** Start **
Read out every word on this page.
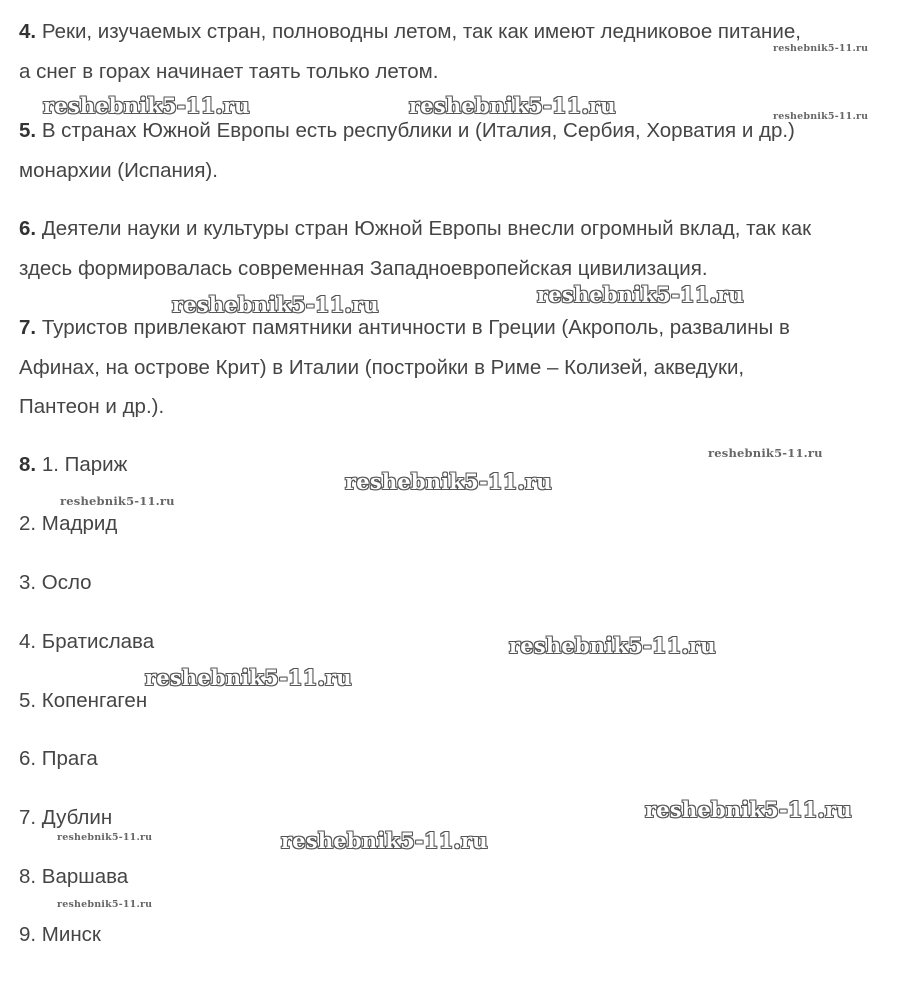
4. Реки, изучаемых стран, полноводны летом, так как имеют ледниковое питание,
а снег в горах начинает таять только летом.
5. В странах Южной Европы есть республики и (Италия, Сербия, Хорватия и др.)
монархии (Испания).
6. Деятели науки и культуры стран Южной Европы внесли огромный вклад, так как
здесь формировалась современная Западноевропейская цивилизация.
7. Туристов привлекают памятники античности в Греции (Акрополь, развалины в
Афинах, на острове Крит) в Италии (постройки в Риме – Колизей, акведуки,
Пантеон и др.).
8. 1. Париж
2. Мадрид
3. Осло
4. Братислава
5. Копенгаген
6. Прага
7. Дублин
8. Варшава
9. Минск
reshebnik5-11.ru
reshebnik5-11.ru	reshebnik5-11.ru	reshebnik5-11.ru
reshebnik5-11.ru	reshebnik5-11.ru
reshebnik5-11.ru
reshebnik5-11.ru
reshebnik5-11.ru
reshebnik5-11.ru
reshebnik5-11.ru
reshebnik5-11.ru
reshebnik5-11.ru	reshebnik5-11.ru
reshebnik5-11.ru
** End **
• What you should do: Retype the whole listing exactly and leave the pictures out.

• The output:
Read out every word on this page.
4. Реки, изучаемых стран, полноводны летом, так как имеют ледниковое питание,
а снег в горах начинает таять только летом.
5. В странах Южной Европы есть республики и (Италия, Сербия, Хорватия и др.)
монархии (Испания).
6. Деятели науки и культуры стран Южной Европы внесли огромный вклад, так как
здесь формировалась современная Западноевропейская цивилизация.
7. Туристов привлекают памятники античности в Греции (Акрополь, развалины в
Афинах, на острове Крит) в Италии (постройки в Риме – Колизей, акведуки,
Пантеон и др.).
8. 1. Париж
2. Мадрид
3. Осло
4. Братислава
5. Копенгаген
6. Прага
7. Дублин
8. Варшава
9. Минск
reshebnik5-11.ru
reshebnik5-11.ru	reshebnik5-11.ru	reshebnik5-11.ru
reshebnik5-11.ru	reshebnik5-11.ru
reshebnik5-11.ru
reshebnik5-11.ru
reshebnik5-11.ru
reshebnik5-11.ru
reshebnik5-11.ru
reshebnik5-11.ru
reshebnik5-11.ru	reshebnik5-11.ru
reshebnik5-11.ru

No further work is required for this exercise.